**COMPLETE THE FOLLOWING:**
1. Output the part of the photography business thread between "Your other thread" and "your domain name.", inclusive.
2. Answer these questions using the photography business thread:
(a) Which camera does tirediron say will not do for shooting a wedding, car show, or portraits for money?
(b) For how many years does tirediron say he has been doing photography?
(c) According to Big Mike, what are you probably required to have from your city or state before charging for your work?

**TEXT PROVIDED:**
--- begin ---

# -



## AsherHeimermann (Oct 3, 2011)

Deleted


----------



## tirediron (Oct 3, 2011)

Improve your skills, greatly.  That's not meant to be a rude comment or a put-down, but a simple statement.  In this day and age of easy to acquire digital cameras, every Mom, Dad and child is a want-to-be photographer, and if you're going to make it pay, whether as a 'weekend warrior' or as a full-time professional, you need to rise above the heard.  Way above the heard.  Your pictures aren't bad by any stretch, but they all have that 'shot with a P&S in auto' look to them.  Excessive DoF, improper shutter-speed, etc.  To actually make any money, you need to have a clear and thorough understanding of the technical aspects of photography (Exposure, DoF, CoC, etc) as well as the artistic (Composition, colours, lighting, etc).  You also need to have the right gear.  A Kodak Easyshare is not going to cut it for shooting a wedding, car show, or portraits for money.

Start saving your money and keep saving 'til you can afford to buy a good, used DSLR and lens.  While you're doing that, study the technical aspects of photography, ask lots of questions, take LOTS of pictures, and post them for critique by other members.  The first thing that any aspiring photographer needs to learn is that they're not as good as they think they are!  I've been at this for 30+ years and I still get the wind knocked out of my sails by others who are etter than I am.

Good luck!


----------



## MBasile (Oct 3, 2011)

On top of what tiredjon said, also be aware that you might have to start small and let the business grow exponentially through word of mouth. Also, pick a direction you want to go in. Event? Wedding? Senior Portraits? This will let you focus on one thing at a time, and execute it to your fullest potential. Don't try to be a jack of all trades from the get-go.


----------



## MBasile (Oct 3, 2011)

Yes, I think you should get a domain name.

As for the contest to get more people to your page... I really wouldn't push yourself as a brand until you've done as tiredjon suggested and have an improved portfolio of work.


----------



## MBasile (Oct 3, 2011)

AsherHeimermann said:


> Alright.  What type of domain name should I use?  Should I use "photo" photos" "photography" or what in the domain?



Your other thread says that you have a small web design business? You could perhaps tie the photography into that.

However, there have been many ideas already posted that should be considered before your domain name.


----------



## Big Mike (Oct 3, 2011)

Don't forget that to start charging for your work, you are probably required to have a business license from your city/state.  You'll probably have to pay taxes and it would be a good idea to have insurance in case somebody sues you or you wreck something while on a job.

--- end ---

**ENTRIES SHOWN:**

--- begin ---

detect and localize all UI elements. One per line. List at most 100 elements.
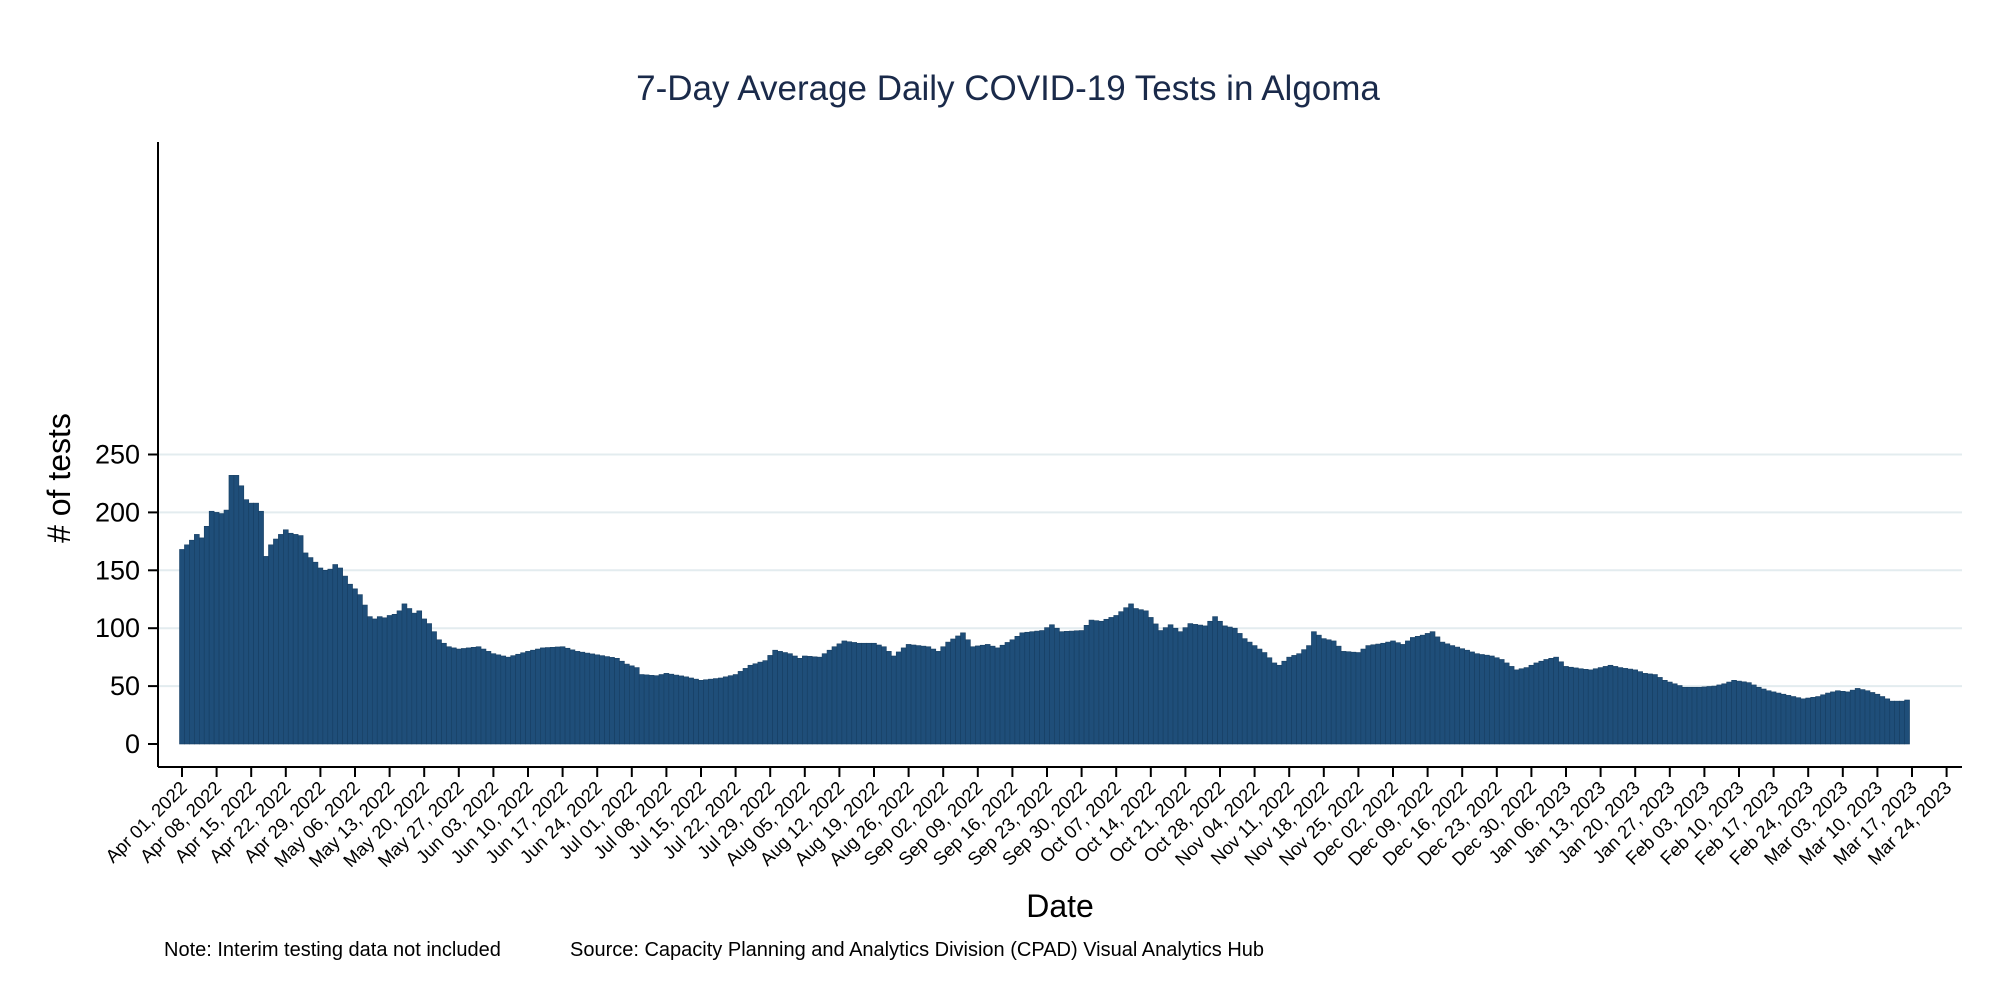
- bar: [668, 673, 675, 745]
- bar: [1434, 636, 1441, 745]
- bar: [836, 643, 843, 745]
- bar: [367, 616, 373, 745]
- bar: [312, 561, 319, 745]
- bar: [416, 610, 423, 745]
- bar: [233, 475, 240, 745]
- bar: [1454, 646, 1461, 745]
- bar: [658, 674, 665, 745]
- bar: [223, 509, 230, 745]
- bar: [713, 678, 719, 745]
- bar: [1711, 685, 1718, 745]
- bar: [772, 649, 778, 745]
- y-tick-label: 150: [95, 555, 140, 585]
- bar: [1558, 661, 1564, 745]
- chart-title: 7-Day Average Daily COVID-19 Tests in Al…: [636, 69, 1380, 108]
- bar: [1345, 651, 1352, 745]
- bar: [1622, 668, 1629, 745]
- bar: [1444, 643, 1451, 745]
- bar: [376, 616, 383, 745]
- bar: [1726, 681, 1732, 745]
- bar: [1770, 691, 1777, 745]
- bar: [1494, 657, 1500, 745]
- bar: [1088, 619, 1095, 745]
- bar: [1301, 649, 1307, 745]
- bar: [1261, 652, 1268, 745]
- bar: [1419, 634, 1426, 745]
- bar: [792, 655, 798, 745]
- bar: [1736, 680, 1742, 745]
- bar: [742, 668, 749, 745]
- bar: [1469, 651, 1475, 745]
- bar: [1760, 688, 1767, 745]
- bar: [1044, 627, 1050, 745]
- bar: [1701, 686, 1708, 745]
- bar: [1498, 659, 1505, 745]
- bar: [638, 674, 645, 745]
- bar: [1138, 609, 1144, 745]
- bar: [717, 677, 724, 745]
- bar: [1281, 660, 1288, 745]
- bar: [1548, 658, 1554, 745]
- bar: [1751, 684, 1757, 745]
- bar: [802, 655, 808, 745]
- bar: [1098, 620, 1105, 745]
- bar: [179, 549, 185, 745]
- bar: [1024, 631, 1031, 745]
- bar: [1390, 640, 1396, 745]
- bar: [1152, 623, 1159, 745]
- bar: [979, 644, 986, 745]
- bar: [1192, 624, 1199, 745]
- bar: [683, 676, 689, 745]
- bar: [258, 510, 264, 745]
- bar: [1157, 630, 1164, 745]
- bar: [866, 642, 872, 745]
- bar: [1602, 666, 1609, 745]
- bar: [505, 656, 512, 745]
- bar: [1148, 617, 1154, 745]
- bar: [633, 667, 640, 745]
- bar: [411, 612, 418, 745]
- bar: [1232, 627, 1238, 745]
- bar: [1256, 648, 1263, 745]
- bar: [1810, 697, 1816, 745]
- bar: [327, 568, 334, 745]
- bar: [678, 675, 685, 745]
- bar: [1296, 653, 1302, 745]
- bar: [1414, 636, 1421, 745]
- bar: [787, 653, 793, 745]
- bar: [189, 539, 195, 745]
- bar: [544, 647, 551, 745]
- bar: [1686, 686, 1693, 745]
- bar: [1840, 691, 1846, 745]
- bar: [1830, 691, 1836, 745]
- bar: [218, 513, 225, 745]
- bar: [871, 642, 877, 745]
- bar: [1207, 620, 1213, 745]
- bar: [263, 556, 269, 745]
- bar: [910, 644, 917, 745]
- bar: [302, 552, 309, 745]
- bar: [648, 675, 655, 745]
- bar: [283, 529, 289, 745]
- bar: [1202, 625, 1208, 745]
- bar: [1271, 662, 1278, 745]
- bar: [228, 475, 235, 745]
- bar: [1429, 631, 1436, 745]
- bar: [698, 680, 704, 745]
- bar: [1662, 680, 1668, 745]
- bar: [337, 567, 343, 745]
- bar: [1009, 639, 1016, 745]
- bar: [945, 641, 951, 745]
- bar: [317, 567, 324, 745]
- bar: [905, 644, 912, 745]
- bar: [1676, 685, 1683, 745]
- bar: [876, 644, 882, 745]
- bar: [1059, 631, 1065, 745]
- bar: [1899, 700, 1905, 745]
- bar: [722, 676, 729, 745]
- bars: [179, 475, 1910, 745]
- bar: [1222, 625, 1228, 745]
- bar: [480, 648, 487, 745]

--- end ---

**ANSWERS PER TASK:**
1.
Your other thread says that you have a small web design business? You could perhaps tie the photography into that.

However, there have been many ideas already posted that should be considered before your domain name.

2.
(a) A Kodak Easyshare
(b) 30+ years
(c) A business license